● Tasks to carry out:
1 - Please rewrite the patent listing between "Patents by Inventor" and "Trademark Office (USPTO).", inclusive, changing "inventions" to "innovations".
2 - According to the patent listing, when was publication number 20080094412 filed?

***** Extract provided *****

Patents by Inventor Yun Du

Yun Du has filed for patents to protect the following inventions. This listing includes patent applications that are pending as well as patents that have already been granted by the United States Patent and Trademark Office (USPTO).

  • Publication number: 20080094412
    Abstract: A graphics processing unit (GPU) efficiently performs 3-dimensional (3-D) clipping using processing units used for other graphics functions. The GPU includes first and second hardware units and at least one buffer. The first hardware unit performs 3-D clipping of primitives using a first processing unit used for a first graphics function, e.g., an ALU used for triangle setup, depth gradient setup, etc. The first hardware unit may perform 3-D clipping by (a) computing clip codes for each vertex of each primitive, (b) determining whether to pass, discard or clip each primitive based on the clip codes for all vertices of the primitive, and (c) clipping each primitive to be clipped against clipping planes. The second hardware unit computes attribute component values for new vertices resulting from the 3-D clipping, e.g., using an ALU used for attribute gradient setup, attribute interpolation, etc. The buffer(s) store intermediate results of the 3-D clipping.
    Type: Application
    Filed: October 23, 2006
    Publication date: April 24, 2008
    Inventors: Guofang Jiao, Chun Yu, Lingjun Chen, Yun Du
  • Publication number: 20080074430
    Abstract: Techniques are described for processing computerized images with a graphics processing unit (GPU) using a unified vertex cache and shader register file. The techniques include creating a shared shader coupled to the GPU pipeline and a unified vertex cache and shader register file coupled to the shared shader to substantially eliminate data movement within the GPU pipeline. The GPU pipeline sends image geometry information based on an image geometry for an image to the shared shader. The shared shader performs vertex shading to generate vertex coordinates and attributes of vertices in the image. The shared shader then stores the vertex attributes in the unified vertex cache and shader register file, and sends only the vertex coordinates of the vertices back to the GPU pipeline. The GPU pipeline processes the image based on the vertex coordinates, and the shared shader processes the image based on the vertex attributes.

***** Stored records *****

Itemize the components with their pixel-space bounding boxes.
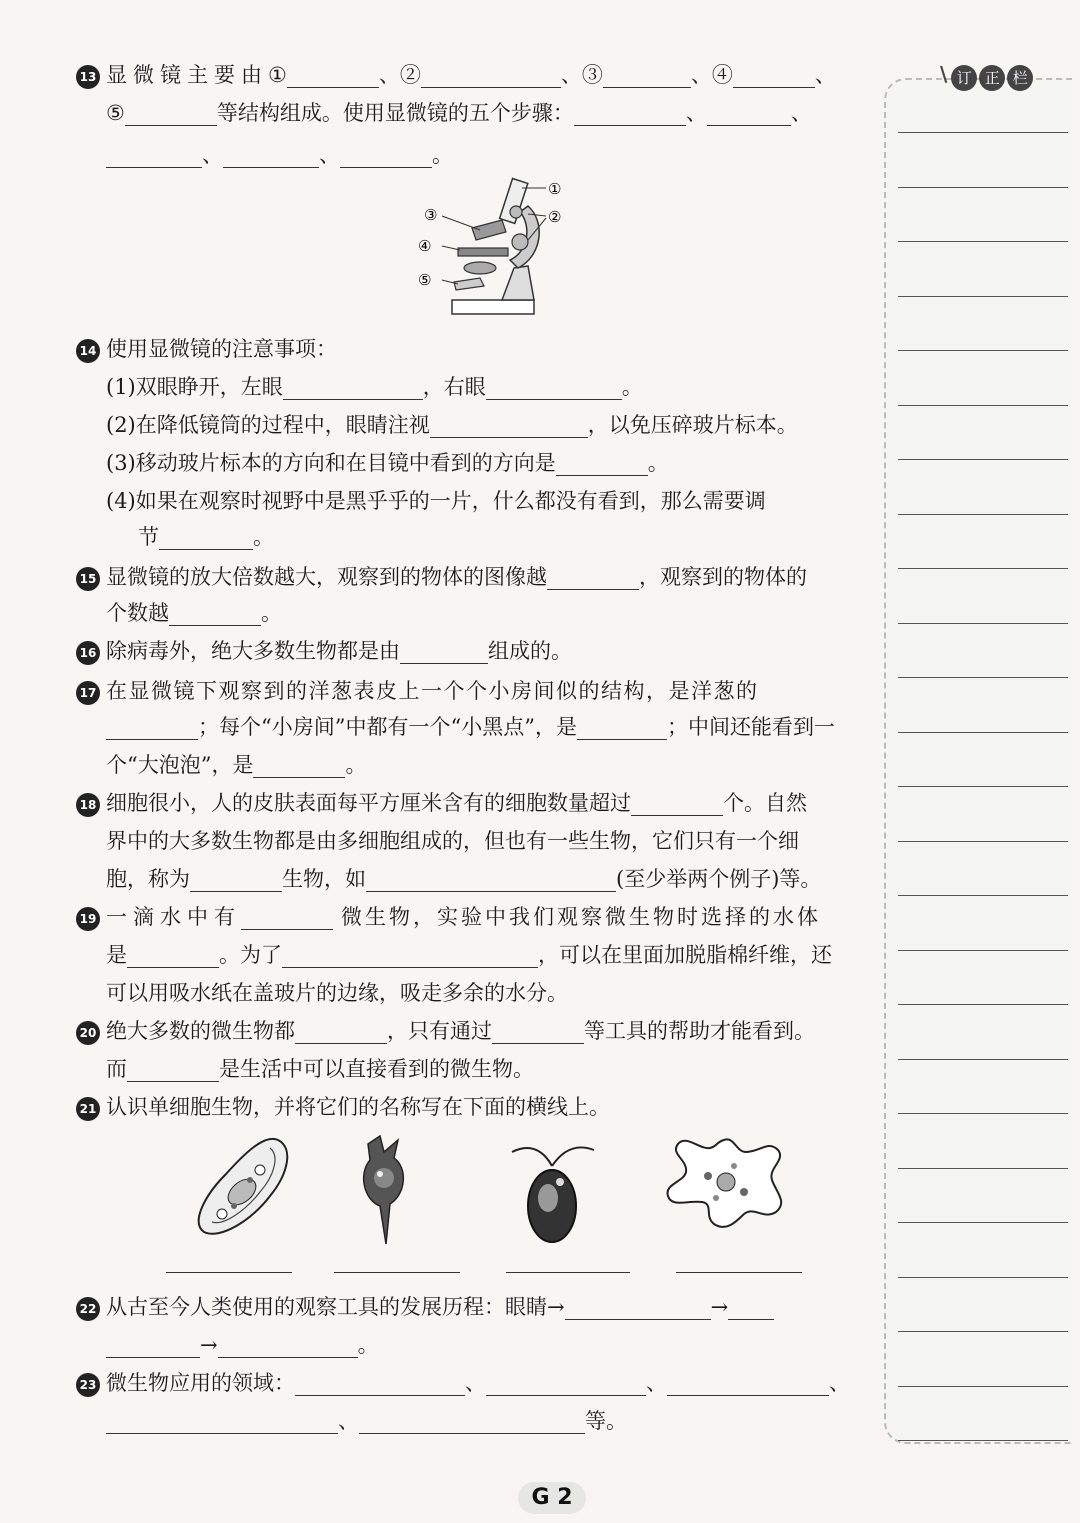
- q13-number: 13: [76, 65, 100, 89]
- q18-line-3: 胞，称为 生物，如 (至少举两个例子)等。: [106, 867, 822, 891]
- q19-line-2: 是 。为了 ，可以在里面加脱脂棉纤维，还: [106, 943, 832, 967]
- correction-line[interactable]: [898, 1440, 1068, 1441]
- q23-number: 23: [76, 1373, 100, 1397]
- correction-line[interactable]: [898, 841, 1068, 842]
- q13-blank-2[interactable]: [421, 63, 561, 88]
- q20-number: 20: [76, 1021, 100, 1045]
- q17-line-1: 17 在显微镜下观察到的洋葱表皮上一个个小房间似的结构，是洋葱的: [76, 676, 759, 706]
- q22-blank-3[interactable]: [218, 1333, 358, 1358]
- q14-item-3: (3)移动玻片标本的方向和在目镜中看到的方向是 。: [106, 451, 669, 475]
- correction-line[interactable]: [898, 1113, 1068, 1114]
- label-5: ⑤: [418, 271, 432, 289]
- chlamydomonas-image: [502, 1136, 602, 1248]
- label-4: ④: [418, 237, 432, 255]
- correction-sidebar: [884, 78, 1072, 1444]
- correction-line[interactable]: [898, 296, 1068, 297]
- q23-blank-2[interactable]: [486, 1371, 646, 1396]
- q17-number: 17: [76, 681, 100, 705]
- microscope-stage: [458, 248, 508, 256]
- q13-line-1: 13 显微镜主要由① 、② 、③ 、④ 、: [76, 60, 836, 90]
- q23-line-1: 23 微生物应用的领域： 、 、 、: [76, 1368, 850, 1398]
- q14-blank-5[interactable]: [159, 525, 253, 550]
- q13-step-blank-3[interactable]: [106, 143, 202, 168]
- q13-blank-4[interactable]: [733, 63, 815, 88]
- q19-line-3: 可以用吸水纸在盖玻片的边缘，吸走多余的水分。: [106, 981, 568, 1005]
- ceratium-image: [350, 1134, 420, 1246]
- q18-line-1: 18 细胞很小，人的皮肤表面每平方厘米含有的细胞数量超过 个。自然: [76, 788, 807, 818]
- microscope-figure: [410, 172, 580, 320]
- q20-line-2: 而 是生活中可以直接看到的微生物。: [106, 1057, 534, 1081]
- q23-blank-4[interactable]: [106, 1409, 338, 1434]
- q13-line-3: 、 、 。: [106, 140, 453, 170]
- q17-line-2: ；每个“小房间”中都有一个“小黑点”，是 ；中间还能看到一: [106, 712, 835, 742]
- q14-blank-2[interactable]: [486, 375, 622, 400]
- q14-blank-3[interactable]: [430, 413, 588, 438]
- q21-line: 21 认识单细胞生物，并将它们的名称写在下面的横线上。: [76, 1092, 610, 1122]
- q13-step-blank-4[interactable]: [223, 143, 319, 168]
- label-2: ②: [548, 208, 562, 226]
- correction-line[interactable]: [898, 623, 1068, 624]
- q22-line-1: 22 从古至今人类使用的观察工具的发展历程：眼睛→ →: [76, 1292, 774, 1322]
- q17-blank-2[interactable]: [577, 715, 667, 740]
- q23-blank-3[interactable]: [667, 1371, 829, 1396]
- correction-line[interactable]: [898, 132, 1068, 133]
- q22-line-2: → 。: [106, 1330, 379, 1360]
- q19-blank-2[interactable]: [127, 943, 219, 968]
- q23-blank-5[interactable]: [359, 1409, 585, 1434]
- microscope-pillar: [502, 266, 534, 300]
- q19-line-1: 19 一滴水中有 微生物，实验中我们观察微生物时选择的水体: [76, 902, 821, 932]
- correction-line[interactable]: [898, 514, 1068, 515]
- amoeba-image: [664, 1132, 788, 1234]
- correction-line[interactable]: [898, 187, 1068, 188]
- reflector-mirror: [454, 278, 484, 290]
- q18-blank-1[interactable]: [631, 791, 723, 816]
- correction-line[interactable]: [898, 732, 1068, 733]
- q14-blank-4[interactable]: [556, 451, 648, 476]
- correction-line[interactable]: [898, 950, 1068, 951]
- q16-blank[interactable]: [400, 639, 488, 664]
- q13-step-blank-5[interactable]: [340, 143, 432, 168]
- q13-step-blank-2[interactable]: [707, 101, 791, 126]
- correction-line[interactable]: [898, 1168, 1068, 1169]
- q18-blank-3[interactable]: [366, 867, 616, 892]
- correction-line[interactable]: [898, 405, 1068, 406]
- correction-line[interactable]: [898, 459, 1068, 460]
- correction-line[interactable]: [898, 1331, 1068, 1332]
- q19-blank-1[interactable]: [241, 905, 333, 930]
- q20-blank-2[interactable]: [492, 1019, 584, 1044]
- correction-line[interactable]: [898, 1004, 1068, 1005]
- q21-blank-2[interactable]: [334, 1248, 460, 1273]
- q17-line-3: 个“大泡泡”，是 。: [106, 753, 367, 777]
- q15-blank-1[interactable]: [547, 565, 639, 590]
- q14-item-2: (2)在降低镜筒的过程中，眼睛注视 ，以免压碎玻片标本。: [106, 413, 798, 437]
- q14-item-1: (1)双眼睁开，左眼 ，右眼 。: [106, 375, 643, 399]
- q21-number: 21: [76, 1097, 100, 1121]
- page-number: G 2: [518, 1482, 586, 1514]
- q22-number: 22: [76, 1297, 100, 1321]
- correction-sidebar-title: \ 订 正 栏: [940, 62, 1035, 94]
- q22-blank-2-end[interactable]: [106, 1333, 200, 1358]
- correction-line[interactable]: [898, 677, 1068, 678]
- q23-line-2: 、 等。: [106, 1406, 627, 1436]
- q14-blank-1[interactable]: [283, 375, 423, 400]
- q20-blank-3[interactable]: [127, 1057, 219, 1082]
- correction-line[interactable]: [898, 1059, 1068, 1060]
- q14-item-4: (4)如果在观察时视野中是黑乎乎的一片，什么都没有看到，那么需要调: [106, 489, 766, 513]
- q15-blank-2[interactable]: [169, 601, 261, 626]
- correction-line[interactable]: [898, 1277, 1068, 1278]
- q18-blank-2[interactable]: [190, 867, 282, 892]
- q18-line-2: 界中的大多数生物都是由多细胞组成的，但也有一些生物，它们只有一个细: [106, 829, 799, 853]
- q20-line-1: 20 绝大多数的微生物都 ，只有通过 等工具的帮助才能看到。: [76, 1016, 815, 1046]
- correction-line[interactable]: [898, 241, 1068, 242]
- q15-line-2: 个数越 。: [106, 601, 282, 625]
- correction-line[interactable]: [898, 1386, 1068, 1387]
- q22-blank-2-start[interactable]: [728, 1295, 774, 1320]
- label-3: ③: [424, 206, 438, 224]
- paramecium-image: [190, 1134, 300, 1244]
- q21-blank-3[interactable]: [506, 1248, 630, 1273]
- q20-blank-1[interactable]: [295, 1019, 387, 1044]
- q13-line-2: ⑤ 等结构组成。使用显微镜的五个步骤： 、 、: [106, 101, 812, 125]
- objective-nosepiece: [472, 220, 506, 240]
- correction-line[interactable]: [898, 1222, 1068, 1223]
- correction-line[interactable]: [898, 786, 1068, 787]
- q13-blank-1[interactable]: [287, 63, 379, 88]
- label-1: ①: [548, 180, 562, 198]
- q17-blank-3[interactable]: [253, 753, 345, 778]
- q14-title: 14 使用显微镜的注意事项：: [76, 334, 337, 364]
- q15-number: 15: [76, 567, 100, 591]
- q14-number: 14: [76, 339, 100, 363]
- correction-line[interactable]: [898, 350, 1068, 351]
- q21-blank-1[interactable]: [166, 1248, 292, 1273]
- correction-line[interactable]: [898, 568, 1068, 569]
- diaphragm: [464, 262, 496, 274]
- q19-blank-3[interactable]: [282, 943, 538, 968]
- q13-blank-5[interactable]: [125, 101, 217, 126]
- q16-number: 16: [76, 641, 100, 665]
- q21-blank-4[interactable]: [676, 1248, 802, 1273]
- q22-blank-1[interactable]: [565, 1295, 711, 1320]
- q16-line: 16 除病毒外，绝大多数生物都是由 组成的。: [76, 636, 572, 666]
- q13-blank-3[interactable]: [603, 63, 691, 88]
- correction-line[interactable]: [898, 895, 1068, 896]
- q14-item-4-cont: 节 。: [138, 525, 274, 549]
- q15-line-1: 15 显微镜的放大倍数越大，观察到的物体的图像越 ，观察到的物体的: [76, 562, 807, 592]
- q18-number: 18: [76, 793, 100, 817]
- coarse-knob: [510, 206, 522, 218]
- q17-blank-1[interactable]: [106, 715, 198, 740]
- q19-number: 19: [76, 907, 100, 931]
- q23-blank-1[interactable]: [295, 1371, 465, 1396]
- microscope-base: [452, 300, 534, 314]
- fine-knob: [512, 234, 528, 250]
- q13-step-blank-1[interactable]: [574, 101, 686, 126]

*****

● The solutions:
1 -
Patents by Inventor Yun Du

Yun Du has filed for patents to protect the following innovations. This listing includes patent applications that are pending as well as patents that have already been granted by the United States Patent and Trademark Office (USPTO).

2 - October 23, 2006